Records for this exercise ::

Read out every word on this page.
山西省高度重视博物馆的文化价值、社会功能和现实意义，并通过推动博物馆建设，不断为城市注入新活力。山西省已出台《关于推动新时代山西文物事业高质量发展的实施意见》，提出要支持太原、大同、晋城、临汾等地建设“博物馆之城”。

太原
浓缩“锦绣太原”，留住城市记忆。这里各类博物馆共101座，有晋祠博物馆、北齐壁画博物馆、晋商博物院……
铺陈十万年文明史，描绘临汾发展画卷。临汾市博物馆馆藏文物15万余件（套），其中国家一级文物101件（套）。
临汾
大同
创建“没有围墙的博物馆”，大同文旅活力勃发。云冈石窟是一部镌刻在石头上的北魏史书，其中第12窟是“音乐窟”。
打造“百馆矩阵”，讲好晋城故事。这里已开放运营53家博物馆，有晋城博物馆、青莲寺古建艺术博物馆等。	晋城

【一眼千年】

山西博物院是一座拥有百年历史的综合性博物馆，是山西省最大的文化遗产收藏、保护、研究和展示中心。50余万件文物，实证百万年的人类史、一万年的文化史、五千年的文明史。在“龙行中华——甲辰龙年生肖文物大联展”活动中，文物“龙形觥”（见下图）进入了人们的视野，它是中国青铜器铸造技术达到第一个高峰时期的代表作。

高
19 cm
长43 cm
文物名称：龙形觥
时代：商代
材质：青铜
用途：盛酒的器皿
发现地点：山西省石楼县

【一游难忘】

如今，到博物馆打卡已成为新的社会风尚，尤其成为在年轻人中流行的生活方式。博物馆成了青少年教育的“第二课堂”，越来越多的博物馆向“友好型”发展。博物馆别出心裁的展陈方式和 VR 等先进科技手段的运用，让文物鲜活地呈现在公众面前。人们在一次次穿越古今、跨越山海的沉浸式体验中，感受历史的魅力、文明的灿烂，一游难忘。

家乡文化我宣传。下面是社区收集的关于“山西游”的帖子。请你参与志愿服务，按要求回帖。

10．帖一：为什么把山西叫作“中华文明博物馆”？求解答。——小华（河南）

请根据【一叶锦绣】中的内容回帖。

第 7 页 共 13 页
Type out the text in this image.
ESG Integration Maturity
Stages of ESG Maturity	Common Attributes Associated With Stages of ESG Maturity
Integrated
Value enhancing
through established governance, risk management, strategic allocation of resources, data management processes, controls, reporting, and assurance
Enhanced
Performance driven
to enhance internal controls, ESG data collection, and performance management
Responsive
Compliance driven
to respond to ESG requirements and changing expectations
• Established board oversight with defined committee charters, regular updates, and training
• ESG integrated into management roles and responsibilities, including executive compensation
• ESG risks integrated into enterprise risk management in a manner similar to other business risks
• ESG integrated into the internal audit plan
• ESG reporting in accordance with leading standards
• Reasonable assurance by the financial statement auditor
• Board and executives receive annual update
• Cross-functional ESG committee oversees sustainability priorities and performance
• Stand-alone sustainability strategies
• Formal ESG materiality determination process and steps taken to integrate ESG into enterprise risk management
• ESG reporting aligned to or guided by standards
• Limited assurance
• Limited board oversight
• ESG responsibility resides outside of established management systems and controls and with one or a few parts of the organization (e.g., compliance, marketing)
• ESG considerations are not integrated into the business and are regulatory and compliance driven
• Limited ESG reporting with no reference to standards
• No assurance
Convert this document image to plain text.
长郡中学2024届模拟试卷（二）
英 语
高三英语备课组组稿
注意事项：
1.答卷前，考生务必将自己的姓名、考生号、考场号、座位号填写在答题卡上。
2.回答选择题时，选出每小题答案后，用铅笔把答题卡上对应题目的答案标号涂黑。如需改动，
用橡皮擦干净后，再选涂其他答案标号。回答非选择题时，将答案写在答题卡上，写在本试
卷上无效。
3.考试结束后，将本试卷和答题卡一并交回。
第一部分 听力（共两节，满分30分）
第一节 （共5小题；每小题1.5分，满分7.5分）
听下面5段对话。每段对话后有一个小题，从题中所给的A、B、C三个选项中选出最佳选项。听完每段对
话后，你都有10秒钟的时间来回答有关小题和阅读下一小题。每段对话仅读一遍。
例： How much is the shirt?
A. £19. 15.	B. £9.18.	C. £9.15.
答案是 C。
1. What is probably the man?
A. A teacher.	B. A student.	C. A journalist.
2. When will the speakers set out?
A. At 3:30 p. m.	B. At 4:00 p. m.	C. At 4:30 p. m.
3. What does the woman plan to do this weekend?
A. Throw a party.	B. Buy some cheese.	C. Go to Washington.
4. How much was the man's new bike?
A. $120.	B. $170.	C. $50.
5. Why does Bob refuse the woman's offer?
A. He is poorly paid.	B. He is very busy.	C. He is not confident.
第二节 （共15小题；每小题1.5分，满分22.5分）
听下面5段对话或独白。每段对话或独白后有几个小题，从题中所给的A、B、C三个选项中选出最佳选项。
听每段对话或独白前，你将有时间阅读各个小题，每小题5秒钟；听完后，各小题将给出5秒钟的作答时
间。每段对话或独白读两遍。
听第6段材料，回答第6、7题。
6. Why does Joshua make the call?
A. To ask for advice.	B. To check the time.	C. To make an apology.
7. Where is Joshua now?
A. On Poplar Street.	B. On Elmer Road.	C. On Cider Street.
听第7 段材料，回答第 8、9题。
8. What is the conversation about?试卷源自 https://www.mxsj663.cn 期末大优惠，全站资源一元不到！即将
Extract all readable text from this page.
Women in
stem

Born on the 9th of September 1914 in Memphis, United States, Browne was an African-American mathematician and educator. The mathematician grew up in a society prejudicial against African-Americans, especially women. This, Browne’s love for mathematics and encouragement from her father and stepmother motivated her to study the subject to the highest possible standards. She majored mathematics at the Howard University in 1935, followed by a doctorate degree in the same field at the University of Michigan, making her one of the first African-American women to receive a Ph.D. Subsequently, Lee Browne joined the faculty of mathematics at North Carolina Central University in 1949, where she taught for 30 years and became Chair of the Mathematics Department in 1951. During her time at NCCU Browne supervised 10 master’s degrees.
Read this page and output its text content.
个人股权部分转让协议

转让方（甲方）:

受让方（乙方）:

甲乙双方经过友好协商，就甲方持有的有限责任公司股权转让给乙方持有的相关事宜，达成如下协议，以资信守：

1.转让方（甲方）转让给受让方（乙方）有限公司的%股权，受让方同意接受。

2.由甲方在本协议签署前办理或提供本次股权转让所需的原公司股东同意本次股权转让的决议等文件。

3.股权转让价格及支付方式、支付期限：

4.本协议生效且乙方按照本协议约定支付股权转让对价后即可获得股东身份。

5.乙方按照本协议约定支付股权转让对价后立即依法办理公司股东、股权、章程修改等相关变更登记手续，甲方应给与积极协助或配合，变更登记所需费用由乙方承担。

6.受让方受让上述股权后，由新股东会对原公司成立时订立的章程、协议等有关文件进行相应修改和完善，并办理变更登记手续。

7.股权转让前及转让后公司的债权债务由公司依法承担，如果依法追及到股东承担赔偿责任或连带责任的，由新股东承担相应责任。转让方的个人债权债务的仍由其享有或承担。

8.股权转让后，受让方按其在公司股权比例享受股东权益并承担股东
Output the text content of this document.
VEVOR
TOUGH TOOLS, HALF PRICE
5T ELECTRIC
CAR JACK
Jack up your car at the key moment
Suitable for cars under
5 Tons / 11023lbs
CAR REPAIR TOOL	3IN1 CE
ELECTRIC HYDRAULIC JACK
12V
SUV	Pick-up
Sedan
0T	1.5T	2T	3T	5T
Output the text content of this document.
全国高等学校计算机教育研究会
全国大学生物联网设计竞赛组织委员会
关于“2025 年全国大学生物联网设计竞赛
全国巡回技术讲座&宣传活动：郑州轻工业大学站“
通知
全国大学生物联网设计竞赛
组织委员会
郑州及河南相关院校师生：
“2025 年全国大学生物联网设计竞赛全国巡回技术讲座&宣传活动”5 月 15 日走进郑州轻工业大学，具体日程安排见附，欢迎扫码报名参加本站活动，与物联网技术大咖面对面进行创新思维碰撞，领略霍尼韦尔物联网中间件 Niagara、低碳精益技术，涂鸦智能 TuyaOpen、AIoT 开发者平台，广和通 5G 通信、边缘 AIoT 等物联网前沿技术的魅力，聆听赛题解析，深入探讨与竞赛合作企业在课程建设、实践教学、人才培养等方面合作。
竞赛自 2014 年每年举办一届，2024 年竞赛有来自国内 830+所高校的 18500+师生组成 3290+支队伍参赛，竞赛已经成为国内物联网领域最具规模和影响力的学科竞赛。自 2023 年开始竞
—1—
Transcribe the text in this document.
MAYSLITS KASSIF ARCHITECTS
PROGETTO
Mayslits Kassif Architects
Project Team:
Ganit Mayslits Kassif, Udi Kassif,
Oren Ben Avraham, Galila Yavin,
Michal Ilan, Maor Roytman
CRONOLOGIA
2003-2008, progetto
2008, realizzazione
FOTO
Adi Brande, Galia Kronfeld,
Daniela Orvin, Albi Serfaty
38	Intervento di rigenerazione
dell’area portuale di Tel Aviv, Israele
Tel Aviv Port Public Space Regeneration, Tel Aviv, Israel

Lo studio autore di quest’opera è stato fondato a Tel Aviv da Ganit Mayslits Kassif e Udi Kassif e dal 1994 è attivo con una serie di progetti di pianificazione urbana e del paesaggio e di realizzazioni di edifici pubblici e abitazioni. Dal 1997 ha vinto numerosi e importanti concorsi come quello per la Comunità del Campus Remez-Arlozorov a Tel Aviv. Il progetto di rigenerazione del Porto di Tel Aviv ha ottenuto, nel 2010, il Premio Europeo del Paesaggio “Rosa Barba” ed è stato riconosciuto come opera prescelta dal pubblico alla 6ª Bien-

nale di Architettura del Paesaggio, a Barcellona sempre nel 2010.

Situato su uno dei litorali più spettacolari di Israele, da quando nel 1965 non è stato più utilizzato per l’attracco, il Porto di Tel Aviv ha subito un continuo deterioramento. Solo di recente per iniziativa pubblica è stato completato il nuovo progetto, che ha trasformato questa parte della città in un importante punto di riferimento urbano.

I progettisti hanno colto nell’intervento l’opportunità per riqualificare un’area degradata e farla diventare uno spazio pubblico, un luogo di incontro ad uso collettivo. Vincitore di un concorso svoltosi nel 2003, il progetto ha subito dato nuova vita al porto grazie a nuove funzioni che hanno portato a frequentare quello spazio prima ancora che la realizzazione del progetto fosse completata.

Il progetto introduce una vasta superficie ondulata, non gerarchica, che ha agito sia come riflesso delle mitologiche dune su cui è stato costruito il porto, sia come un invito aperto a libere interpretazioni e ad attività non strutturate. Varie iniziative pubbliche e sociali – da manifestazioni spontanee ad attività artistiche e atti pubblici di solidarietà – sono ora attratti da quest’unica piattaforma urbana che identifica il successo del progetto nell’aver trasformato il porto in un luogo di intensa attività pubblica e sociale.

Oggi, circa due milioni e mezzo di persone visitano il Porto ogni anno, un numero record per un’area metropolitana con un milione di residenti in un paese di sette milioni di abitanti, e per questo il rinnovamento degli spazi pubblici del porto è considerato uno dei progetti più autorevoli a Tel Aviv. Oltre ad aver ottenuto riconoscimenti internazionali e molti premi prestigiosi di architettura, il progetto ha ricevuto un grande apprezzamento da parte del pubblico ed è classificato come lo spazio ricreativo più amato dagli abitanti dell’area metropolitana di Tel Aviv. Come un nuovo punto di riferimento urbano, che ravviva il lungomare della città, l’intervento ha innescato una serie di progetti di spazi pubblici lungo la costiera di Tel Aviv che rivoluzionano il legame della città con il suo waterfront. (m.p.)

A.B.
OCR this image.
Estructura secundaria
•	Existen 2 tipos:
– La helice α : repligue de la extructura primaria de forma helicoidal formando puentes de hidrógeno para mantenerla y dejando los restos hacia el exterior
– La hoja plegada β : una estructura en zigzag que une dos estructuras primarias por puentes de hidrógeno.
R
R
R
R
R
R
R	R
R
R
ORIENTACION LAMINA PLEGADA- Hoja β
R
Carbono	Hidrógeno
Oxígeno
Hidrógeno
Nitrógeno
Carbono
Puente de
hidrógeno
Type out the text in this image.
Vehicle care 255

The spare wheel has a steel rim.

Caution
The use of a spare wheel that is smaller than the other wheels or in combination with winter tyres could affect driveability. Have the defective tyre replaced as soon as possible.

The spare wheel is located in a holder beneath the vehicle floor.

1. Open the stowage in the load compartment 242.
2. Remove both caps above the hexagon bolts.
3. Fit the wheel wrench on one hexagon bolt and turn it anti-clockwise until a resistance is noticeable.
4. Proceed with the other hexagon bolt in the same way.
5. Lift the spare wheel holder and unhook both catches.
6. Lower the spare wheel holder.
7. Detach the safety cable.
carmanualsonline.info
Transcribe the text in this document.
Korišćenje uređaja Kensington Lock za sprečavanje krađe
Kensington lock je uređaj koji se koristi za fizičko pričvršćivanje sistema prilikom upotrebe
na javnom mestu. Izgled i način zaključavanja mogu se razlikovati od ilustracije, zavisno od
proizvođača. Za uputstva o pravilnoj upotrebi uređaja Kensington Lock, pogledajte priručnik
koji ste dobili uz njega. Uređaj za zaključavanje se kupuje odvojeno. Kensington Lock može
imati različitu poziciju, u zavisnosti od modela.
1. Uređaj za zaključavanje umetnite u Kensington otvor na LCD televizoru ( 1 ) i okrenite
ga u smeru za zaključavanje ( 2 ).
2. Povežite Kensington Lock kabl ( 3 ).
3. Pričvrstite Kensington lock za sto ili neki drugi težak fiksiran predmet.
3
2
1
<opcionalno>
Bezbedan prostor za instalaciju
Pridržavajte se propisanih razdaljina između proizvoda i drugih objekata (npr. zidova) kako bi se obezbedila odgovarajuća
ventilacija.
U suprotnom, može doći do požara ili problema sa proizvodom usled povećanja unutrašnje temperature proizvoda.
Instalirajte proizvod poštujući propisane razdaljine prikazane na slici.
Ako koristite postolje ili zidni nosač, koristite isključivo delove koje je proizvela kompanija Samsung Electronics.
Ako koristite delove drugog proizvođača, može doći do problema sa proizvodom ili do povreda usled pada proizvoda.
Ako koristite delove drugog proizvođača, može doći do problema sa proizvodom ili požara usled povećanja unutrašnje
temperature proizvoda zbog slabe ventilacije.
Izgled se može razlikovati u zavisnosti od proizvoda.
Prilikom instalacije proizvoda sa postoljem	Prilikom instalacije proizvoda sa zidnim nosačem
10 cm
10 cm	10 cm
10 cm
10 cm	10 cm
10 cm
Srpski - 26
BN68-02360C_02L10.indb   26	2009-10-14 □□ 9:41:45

Problem description :: Write out every line of the preceding listing that contains "receive".

Solution ::
• Board and executives receive annual update
Born on the 9th of September 1914 in Memphis, United States, Browne was an African-American mathematician and educator. The mathematician grew up in a society prejudicial against African-Americans, especially women. This, Browne’s love for mathematics and encouragement from her father and stepmother motivated her to study the subject to the highest possible standards. She majored mathematics at the Howard University in 1935, followed by a doctorate degree in the same field at the University of Michigan, making her one of the first African-American women to receive a Ph.D. Subsequently, Lee Browne joined the faculty of mathematics at North Carolina Central University in 1949, where she taught for 30 years and became Chair of the Mathematics Department in 1951. During her time at NCCU Browne supervised 10 master’s degrees.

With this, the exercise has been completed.